Task prompt
Give all of the lines again exactly as they read.

Exercise materials
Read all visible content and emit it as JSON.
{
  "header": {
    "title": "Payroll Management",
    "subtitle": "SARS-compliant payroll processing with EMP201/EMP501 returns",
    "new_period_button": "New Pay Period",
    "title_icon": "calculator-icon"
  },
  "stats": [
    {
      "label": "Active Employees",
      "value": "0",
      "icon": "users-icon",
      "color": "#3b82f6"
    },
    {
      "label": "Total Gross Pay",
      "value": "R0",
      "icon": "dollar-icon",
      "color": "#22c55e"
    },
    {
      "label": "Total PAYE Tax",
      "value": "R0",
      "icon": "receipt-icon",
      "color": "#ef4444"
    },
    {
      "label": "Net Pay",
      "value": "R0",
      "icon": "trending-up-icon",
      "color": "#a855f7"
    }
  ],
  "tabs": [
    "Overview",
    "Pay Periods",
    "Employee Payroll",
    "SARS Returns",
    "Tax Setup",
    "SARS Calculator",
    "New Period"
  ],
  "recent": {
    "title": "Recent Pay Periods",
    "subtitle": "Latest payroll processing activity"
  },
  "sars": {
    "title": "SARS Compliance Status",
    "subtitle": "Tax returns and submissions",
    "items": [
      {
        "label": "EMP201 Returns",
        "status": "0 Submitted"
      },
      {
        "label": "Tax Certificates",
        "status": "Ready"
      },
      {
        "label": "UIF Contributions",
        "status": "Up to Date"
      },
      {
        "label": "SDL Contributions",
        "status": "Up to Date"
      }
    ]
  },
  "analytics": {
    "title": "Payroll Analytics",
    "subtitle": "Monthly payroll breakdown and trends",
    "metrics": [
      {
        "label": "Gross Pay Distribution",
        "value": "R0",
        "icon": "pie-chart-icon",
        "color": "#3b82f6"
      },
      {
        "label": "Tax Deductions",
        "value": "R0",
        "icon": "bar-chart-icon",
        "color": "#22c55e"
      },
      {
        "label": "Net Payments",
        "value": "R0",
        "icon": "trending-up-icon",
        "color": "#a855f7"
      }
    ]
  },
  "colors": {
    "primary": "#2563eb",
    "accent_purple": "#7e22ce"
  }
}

Answer to the exercise
Read all visible content and emit it as JSON.
{
  "header": {
    "title": "Payroll Management",
    "subtitle": "SARS-compliant payroll processing with EMP201/EMP501 returns",
    "new_period_button": "New Pay Period",
    "title_icon": "calculator-icon"
  },
  "stats": [
    {
      "label": "Active Employees",
      "value": "0",
      "icon": "users-icon",
      "color": "#3b82f6"
    },
    {
      "label": "Total Gross Pay",
      "value": "R0",
      "icon": "dollar-icon",
      "color": "#22c55e"
    },
    {
      "label": "Total PAYE Tax",
      "value": "R0",
      "icon": "receipt-icon",
      "color": "#ef4444"
    },
    {
      "label": "Net Pay",
      "value": "R0",
      "icon": "trending-up-icon",
      "color": "#a855f7"
    }
  ],
  "tabs": [
    "Overview",
    "Pay Periods",
    "Employee Payroll",
    "SARS Returns",
    "Tax Setup",
    "SARS Calculator",
    "New Period"
  ],
  "recent": {
    "title": "Recent Pay Periods",
    "subtitle": "Latest payroll processing activity"
  },
  "sars": {
    "title": "SARS Compliance Status",
    "subtitle": "Tax returns and submissions",
    "items": [
      {
        "label": "EMP201 Returns",
        "status": "0 Submitted"
      },
      {
        "label": "Tax Certificates",
        "status": "Ready"
      },
      {
        "label": "UIF Contributions",
        "status": "Up to Date"
      },
      {
        "label": "SDL Contributions",
        "status": "Up to Date"
      }
    ]
  },
  "analytics": {
    "title": "Payroll Analytics",
    "subtitle": "Monthly payroll breakdown and trends",
    "metrics": [
      {
        "label": "Gross Pay Distribution",
        "value": "R0",
        "icon": "pie-chart-icon",
        "color": "#3b82f6"
      },
      {
        "label": "Tax Deductions",
        "value": "R0",
        "icon": "bar-chart-icon",
        "color": "#22c55e"
      },
      {
        "label": "Net Payments",
        "value": "R0",
        "icon": "trending-up-icon",
        "color": "#a855f7"
      }
    ]
  },
  "colors": {
    "primary": "#2563eb",
    "accent_purple": "#7e22ce"
  }
}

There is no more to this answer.